Prompt: Copy out the records in full, word for word, without pictures.

Supplied material:
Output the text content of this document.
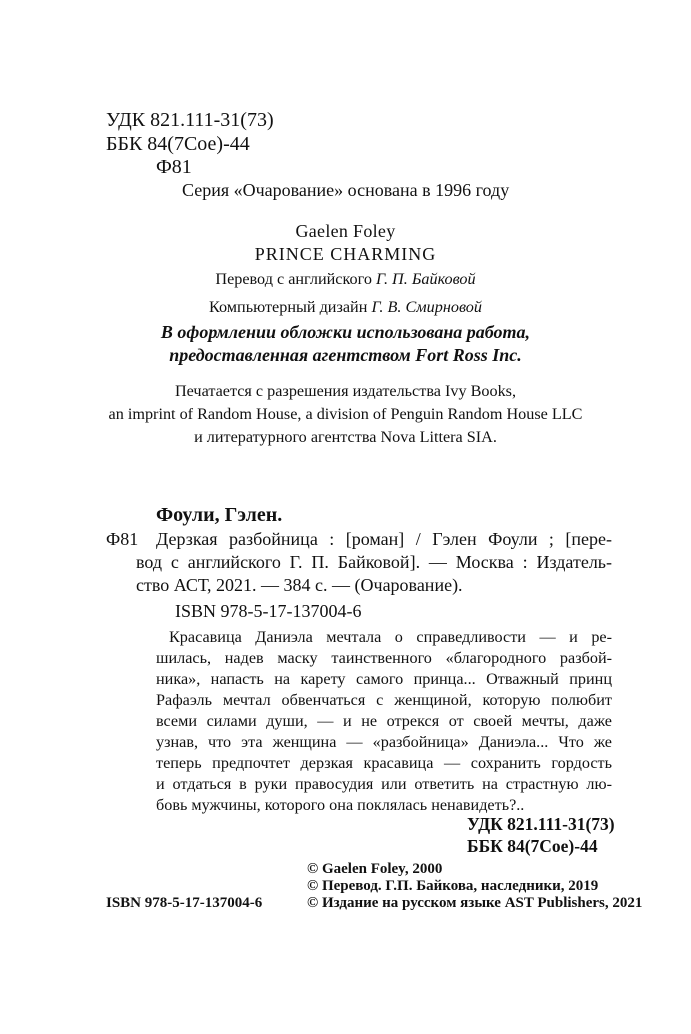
УДК 821.111-31(73)
ББК 84(7Сое)-44
Ф81
Серия «Очарование» основана в 1996 году
Gaelen Foley
PRINCE CHARMING
Перевод с английского Г. П. Байковой
Компьютерный дизайн Г. В. Смирновой
В оформлении обложки использована работа,
предоставленная агентством Fort Ross Inc.
Печатается с разрешения издательства Ivy Books,
an imprint of Random House, a division of Penguin Random House LLC
и литературного агентства Nova Littera SIA.
Фоули, Гэлен.
Ф81 Дерзкая разбойница : [роман] / Гэлен Фоули ; [пере-
вод с английского Г. П. Байковой]. — Москва : Издатель-
ство АСТ, 2021. — 384 с. — (Очарование).
ISBN 978-5-17-137004-6
Красавица Даниэла мечтала о справедливости — и ре-
шилась, надев маску таинственного «благородного разбой-
ника», напасть на карету самого принца... Отважный принц
Рафаэль мечтал обвенчаться с женщиной, которую полюбит
всеми силами души, — и не отрекся от своей мечты, даже
узнав, что эта женщина — «разбойница» Даниэла... Что же
теперь предпочтет дерзкая красавица — сохранить гордость
и отдаться в руки правосудия или ответить на страстную лю-
бовь мужчины, которого она поклялась ненавидеть?..
УДК 821.111-31(73)
ББК 84(7Сое)-44
ISBN 978-5-17-137004-6
© Gaelen Foley, 2000
© Перевод. Г.П. Байкова, наследники, 2019
© Издание на русском языке AST Publishers, 2021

Finished exercise:
Output the text content of this document.
УДК 821.111-31(73)
ББК 84(7Сое)-44
Ф81
Серия «Очарование» основана в 1996 году
Gaelen Foley
PRINCE CHARMING
Перевод с английского Г. П. Байковой
Компьютерный дизайн Г. В. Смирновой
В оформлении обложки использована работа,
предоставленная агентством Fort Ross Inc.
Печатается с разрешения издательства Ivy Books,
an imprint of Random House, a division of Penguin Random House LLC
и литературного агентства Nova Littera SIA.
Фоули, Гэлен.
Ф81 Дерзкая разбойница : [роман] / Гэлен Фоули ; [пере-
вод с английского Г. П. Байковой]. — Москва : Издатель-
ство АСТ, 2021. — 384 с. — (Очарование).
ISBN 978-5-17-137004-6
Красавица Даниэла мечтала о справедливости — и ре-
шилась, надев маску таинственного «благородного разбой-
ника», напасть на карету самого принца... Отважный принц
Рафаэль мечтал обвенчаться с женщиной, которую полюбит
всеми силами души, — и не отрекся от своей мечты, даже
узнав, что эта женщина — «разбойница» Даниэла... Что же
теперь предпочтет дерзкая красавица — сохранить гордость
и отдаться в руки правосудия или ответить на страстную лю-
бовь мужчины, которого она поклялась ненавидеть?..
УДК 821.111-31(73)
ББК 84(7Сое)-44
ISBN 978-5-17-137004-6
© Gaelen Foley, 2000
© Перевод. Г.П. Байкова, наследники, 2019
© Издание на русском языке AST Publishers, 2021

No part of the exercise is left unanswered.